Mais en Gaule, cette foi n’avait guère jusqu’alors entamé que les villes. L’évangélisation des campagnes fut l’œuvre de saint Martin, qui, à Ligugé, fonda le premier monastère, fut nommé, contre son gré, évêque de Tours, multiplia les miracles, les conversions, les fondations d’églises et de couvents, fit la « guerre contre les pierres, » c’est-à-dire contre les idoles, et eut, de son vivant même, une réputation extraordinaire. On compte aujourd’hui en France 3 672 paroisses dont le grand missionnaire des Gaules est le patron : ce simple chiffre en dit plus que toutes les hagiographies sur la souveraine efficacité de son action.

────────

#### [Objectif 1]
Dans l'extrait sur saint Martin, en quel lieu fonda-t-il le premier monastère ?
#### [Objectif 2]
Pourquoi l'extrait sur saint Martin met-il en avant le nombre de paroisses dont il est le patron ? Répondez en une à trois phrases.
#### [Objectif 3]
Poursuivez l'extrait sur saint Martin après sa dernière phrase.
Les enregistrements n'ont aucun rôle à jouer ici.

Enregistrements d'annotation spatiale
────────

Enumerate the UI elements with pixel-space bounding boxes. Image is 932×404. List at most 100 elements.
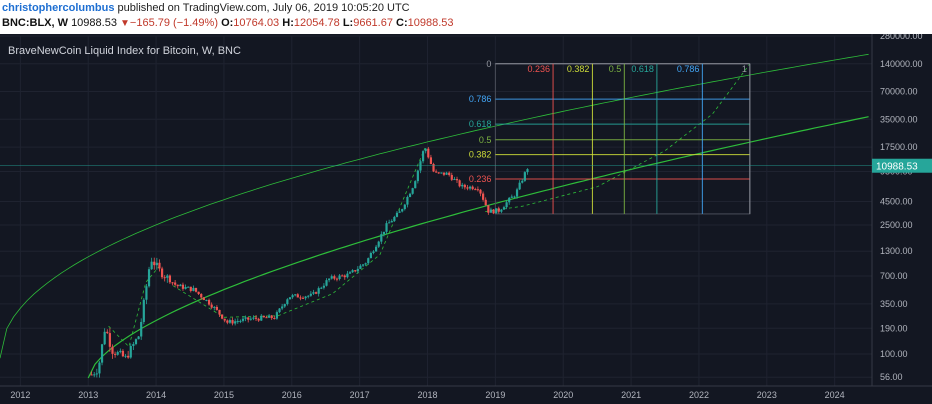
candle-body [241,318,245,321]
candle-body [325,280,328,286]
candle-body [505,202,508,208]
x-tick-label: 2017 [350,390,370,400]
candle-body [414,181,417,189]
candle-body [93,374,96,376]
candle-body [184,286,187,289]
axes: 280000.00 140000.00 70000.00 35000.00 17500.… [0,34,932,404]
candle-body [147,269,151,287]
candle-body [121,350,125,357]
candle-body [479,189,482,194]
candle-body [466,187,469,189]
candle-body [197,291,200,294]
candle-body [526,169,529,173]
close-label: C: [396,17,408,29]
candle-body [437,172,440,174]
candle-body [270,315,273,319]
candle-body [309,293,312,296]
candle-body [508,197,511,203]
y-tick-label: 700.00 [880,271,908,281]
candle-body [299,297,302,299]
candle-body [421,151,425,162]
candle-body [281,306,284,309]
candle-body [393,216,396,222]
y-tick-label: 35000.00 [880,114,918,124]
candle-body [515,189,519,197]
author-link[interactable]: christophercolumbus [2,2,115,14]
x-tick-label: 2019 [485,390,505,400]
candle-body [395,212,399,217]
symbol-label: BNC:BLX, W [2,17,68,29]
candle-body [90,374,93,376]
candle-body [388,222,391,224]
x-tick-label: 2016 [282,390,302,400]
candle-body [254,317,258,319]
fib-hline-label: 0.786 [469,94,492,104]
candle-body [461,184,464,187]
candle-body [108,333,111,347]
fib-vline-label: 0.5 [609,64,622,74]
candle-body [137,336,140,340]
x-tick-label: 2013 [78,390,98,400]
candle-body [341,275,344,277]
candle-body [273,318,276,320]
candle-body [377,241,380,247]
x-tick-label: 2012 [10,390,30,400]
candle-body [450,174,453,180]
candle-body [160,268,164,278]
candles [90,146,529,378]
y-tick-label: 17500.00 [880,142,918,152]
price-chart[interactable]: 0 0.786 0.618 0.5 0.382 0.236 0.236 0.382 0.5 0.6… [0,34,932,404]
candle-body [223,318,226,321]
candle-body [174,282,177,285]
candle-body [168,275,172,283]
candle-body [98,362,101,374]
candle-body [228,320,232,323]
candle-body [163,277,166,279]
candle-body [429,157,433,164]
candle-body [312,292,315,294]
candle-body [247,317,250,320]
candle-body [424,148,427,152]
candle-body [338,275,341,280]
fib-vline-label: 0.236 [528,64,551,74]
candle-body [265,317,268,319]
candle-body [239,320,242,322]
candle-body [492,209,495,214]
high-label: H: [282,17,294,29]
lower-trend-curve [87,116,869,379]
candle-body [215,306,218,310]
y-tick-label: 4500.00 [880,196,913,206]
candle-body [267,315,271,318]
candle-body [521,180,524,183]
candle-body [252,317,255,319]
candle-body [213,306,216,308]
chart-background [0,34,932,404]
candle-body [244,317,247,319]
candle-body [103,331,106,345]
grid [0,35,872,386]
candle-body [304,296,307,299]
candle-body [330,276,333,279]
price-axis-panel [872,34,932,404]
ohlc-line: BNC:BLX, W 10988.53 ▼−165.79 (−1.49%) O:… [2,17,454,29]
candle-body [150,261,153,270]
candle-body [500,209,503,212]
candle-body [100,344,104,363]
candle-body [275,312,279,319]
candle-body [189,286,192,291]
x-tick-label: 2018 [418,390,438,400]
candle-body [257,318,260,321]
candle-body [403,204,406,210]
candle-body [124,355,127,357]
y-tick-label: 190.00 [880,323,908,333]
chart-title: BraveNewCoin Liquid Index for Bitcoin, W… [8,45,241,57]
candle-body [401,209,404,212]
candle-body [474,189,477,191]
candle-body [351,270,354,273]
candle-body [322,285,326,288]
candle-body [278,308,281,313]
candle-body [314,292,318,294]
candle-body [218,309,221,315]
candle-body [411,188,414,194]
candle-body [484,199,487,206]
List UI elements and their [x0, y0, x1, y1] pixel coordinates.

────────

#### [Réponse rédigée 1]
À Ligugé.

#### [Réponse rédigée 2]
Le texte indique que la France compte aujourd'hui 3 672 paroisses dont saint Martin est le patron. Selon lui, ce simple chiffre en dit plus que toutes les hagiographies sur la souveraine efficacité de son action.

#### [Réponse rédigée 3]
Au Ve siècle, la chrétienté gallo-romaine, à peine constituée, allait subir le formidable assaut des grandes invasions des Barbares païens ou ariens. Un moment, on aurait pu croire qu’elle allait succomber, et, de fait, sur plus d’un point du territoire, le christianisme rétrograda au cours de ce siècle étrangement troublé. Mais les moines, les évêques sauvèrent tout ce qu’il importait de sauver. « Que le flot des Barbares vienne se briser contre le Christ, et qu’il se laisse dompter : » ce vers de saint Paulin de Nole symbolise à merveille le rôle de l’épiscopat gallo-romain en face des Germains envahisseurs. Converti par saint Rémi, qui sut voir et prévoir tout ce que l’Eglise pouvait attendre des Francs, Clovis fonda en Gaule une royauté catholique et assura pour de longues années les destinées du christianisme orthodoxe, réalisant le rêve de sainte Geneviève, patronne de Paris, dont il sera un dévot admirateur. « Le très excellent roi qui fut non seulement le prédicateur, mais encore le défenseur de la foi : » c’est en ces termes que saint Rémi définit justement l’œuvre religieuse de Clovis et la mission de la royauté franque.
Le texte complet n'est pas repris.